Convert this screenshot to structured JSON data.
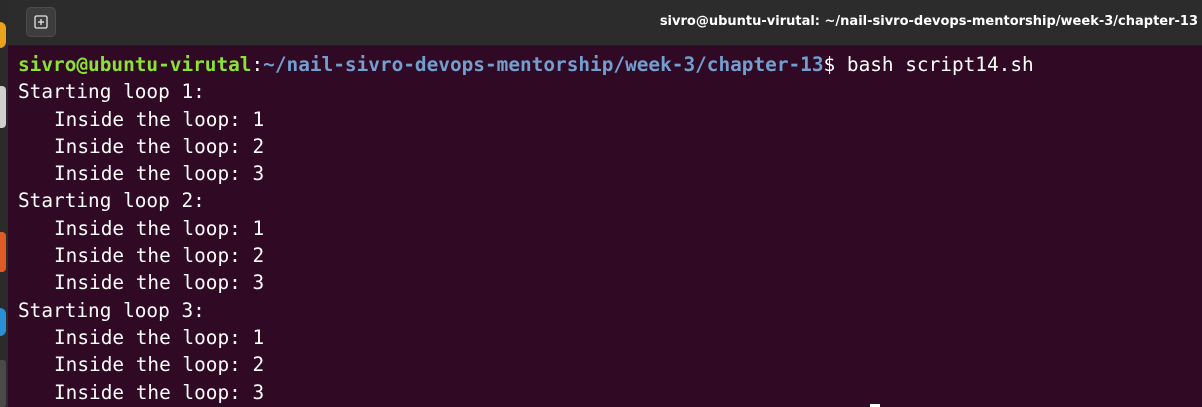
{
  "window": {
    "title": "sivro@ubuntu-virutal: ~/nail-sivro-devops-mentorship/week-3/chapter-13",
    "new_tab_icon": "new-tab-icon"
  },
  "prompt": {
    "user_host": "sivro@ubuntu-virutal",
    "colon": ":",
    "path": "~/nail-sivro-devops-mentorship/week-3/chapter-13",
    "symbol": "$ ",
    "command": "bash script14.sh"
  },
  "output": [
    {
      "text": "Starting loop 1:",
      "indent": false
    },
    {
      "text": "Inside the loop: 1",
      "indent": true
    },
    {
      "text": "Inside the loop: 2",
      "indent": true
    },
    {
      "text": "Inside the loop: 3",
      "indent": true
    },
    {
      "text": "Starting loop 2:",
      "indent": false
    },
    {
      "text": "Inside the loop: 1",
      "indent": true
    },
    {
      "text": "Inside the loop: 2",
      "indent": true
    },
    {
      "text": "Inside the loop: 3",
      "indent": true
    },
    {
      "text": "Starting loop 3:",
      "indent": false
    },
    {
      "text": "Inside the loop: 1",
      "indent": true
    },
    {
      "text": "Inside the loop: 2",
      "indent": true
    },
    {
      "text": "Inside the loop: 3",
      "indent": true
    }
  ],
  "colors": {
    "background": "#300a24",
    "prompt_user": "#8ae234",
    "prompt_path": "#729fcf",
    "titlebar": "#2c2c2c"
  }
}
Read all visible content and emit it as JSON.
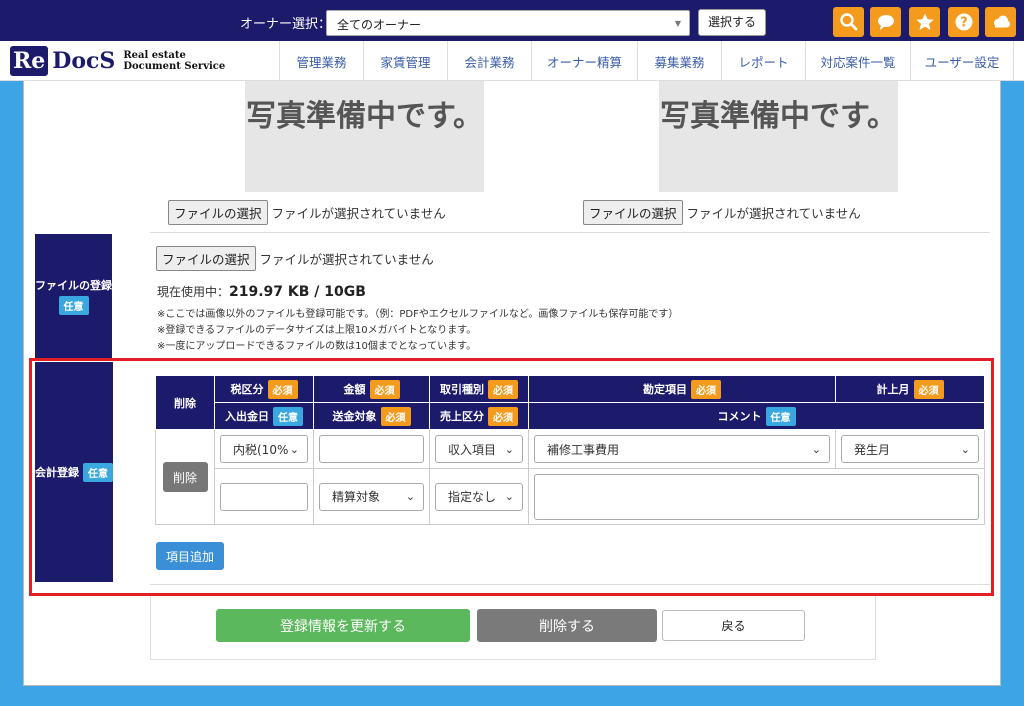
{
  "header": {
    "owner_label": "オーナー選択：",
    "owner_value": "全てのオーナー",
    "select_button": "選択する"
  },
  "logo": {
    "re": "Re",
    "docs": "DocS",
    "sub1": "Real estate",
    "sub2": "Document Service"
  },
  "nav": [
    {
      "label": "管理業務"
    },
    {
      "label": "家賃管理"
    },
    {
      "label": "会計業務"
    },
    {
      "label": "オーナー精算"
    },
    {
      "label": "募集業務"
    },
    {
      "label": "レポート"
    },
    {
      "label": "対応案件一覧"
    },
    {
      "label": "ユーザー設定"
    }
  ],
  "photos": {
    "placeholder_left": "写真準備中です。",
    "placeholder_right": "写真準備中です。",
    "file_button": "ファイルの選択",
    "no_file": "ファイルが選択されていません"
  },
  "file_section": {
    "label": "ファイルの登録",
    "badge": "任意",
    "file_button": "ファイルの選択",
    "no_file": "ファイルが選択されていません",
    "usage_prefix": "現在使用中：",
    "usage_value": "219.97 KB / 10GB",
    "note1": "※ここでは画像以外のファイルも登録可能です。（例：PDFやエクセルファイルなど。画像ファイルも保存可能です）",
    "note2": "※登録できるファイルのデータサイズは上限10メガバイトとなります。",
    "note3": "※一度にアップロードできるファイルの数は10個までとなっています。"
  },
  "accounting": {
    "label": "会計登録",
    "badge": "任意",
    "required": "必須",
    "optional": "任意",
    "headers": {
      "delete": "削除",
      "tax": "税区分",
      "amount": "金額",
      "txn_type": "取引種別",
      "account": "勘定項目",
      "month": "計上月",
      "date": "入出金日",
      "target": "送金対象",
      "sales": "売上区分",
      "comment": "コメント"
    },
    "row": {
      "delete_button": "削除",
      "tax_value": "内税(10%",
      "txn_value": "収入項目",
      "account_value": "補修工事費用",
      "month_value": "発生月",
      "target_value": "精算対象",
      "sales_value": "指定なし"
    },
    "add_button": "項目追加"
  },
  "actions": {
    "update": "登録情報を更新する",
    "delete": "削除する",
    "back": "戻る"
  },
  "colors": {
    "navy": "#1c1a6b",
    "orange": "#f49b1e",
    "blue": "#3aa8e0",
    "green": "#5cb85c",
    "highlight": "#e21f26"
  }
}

* * * *

→ **WHAT THE TASK ASKS**
Print the lines from the one that contains "Read all visible content and emit it as JSON." through the last line of the data, exactly and in full, and no other lines. Pictures are not part of the copy.

→ **TASK ANSWER**
Read all visible content and emit it as JSON.
{
  "header": {
    "owner_label": "オーナー選択：",
    "owner_value": "全てのオーナー",
    "select_button": "選択する"
  },
  "logo": {
    "re": "Re",
    "docs": "DocS",
    "sub1": "Real estate",
    "sub2": "Document Service"
  },
  "nav": [
    {
      "label": "管理業務"
    },
    {
      "label": "家賃管理"
    },
    {
      "label": "会計業務"
    },
    {
      "label": "オーナー精算"
    },
    {
      "label": "募集業務"
    },
    {
      "label": "レポート"
    },
    {
      "label": "対応案件一覧"
    },
    {
      "label": "ユーザー設定"
    }
  ],
  "photos": {
    "placeholder_left": "写真準備中です。",
    "placeholder_right": "写真準備中です。",
    "file_button": "ファイルの選択",
    "no_file": "ファイルが選択されていません"
  },
  "file_section": {
    "label": "ファイルの登録",
    "badge": "任意",
    "file_button": "ファイルの選択",
    "no_file": "ファイルが選択されていません",
    "usage_prefix": "現在使用中：",
    "usage_value": "219.97 KB / 10GB",
    "note1": "※ここでは画像以外のファイルも登録可能です。（例：PDFやエクセルファイルなど。画像ファイルも保存可能です）",
    "note2": "※登録できるファイルのデータサイズは上限10メガバイトとなります。",
    "note3": "※一度にアップロードできるファイルの数は10個までとなっています。"
  },
  "accounting": {
    "label": "会計登録",
    "badge": "任意",
    "required": "必須",
    "optional": "任意",
    "headers": {
      "delete": "削除",
      "tax": "税区分",
      "amount": "金額",
      "txn_type": "取引種別",
      "account": "勘定項目",
      "month": "計上月",
      "date": "入出金日",
      "target": "送金対象",
      "sales": "売上区分",
      "comment": "コメント"
    },
    "row": {
      "delete_button": "削除",
      "tax_value": "内税(10%",
      "txn_value": "収入項目",
      "account_value": "補修工事費用",
      "month_value": "発生月",
      "target_value": "精算対象",
      "sales_value": "指定なし"
    },
    "add_button": "項目追加"
  },
  "actions": {
    "update": "登録情報を更新する",
    "delete": "削除する",
    "back": "戻る"
  },
  "colors": {
    "navy": "#1c1a6b",
    "orange": "#f49b1e",
    "blue": "#3aa8e0",
    "green": "#5cb85c",
    "highlight": "#e21f26"
  }
}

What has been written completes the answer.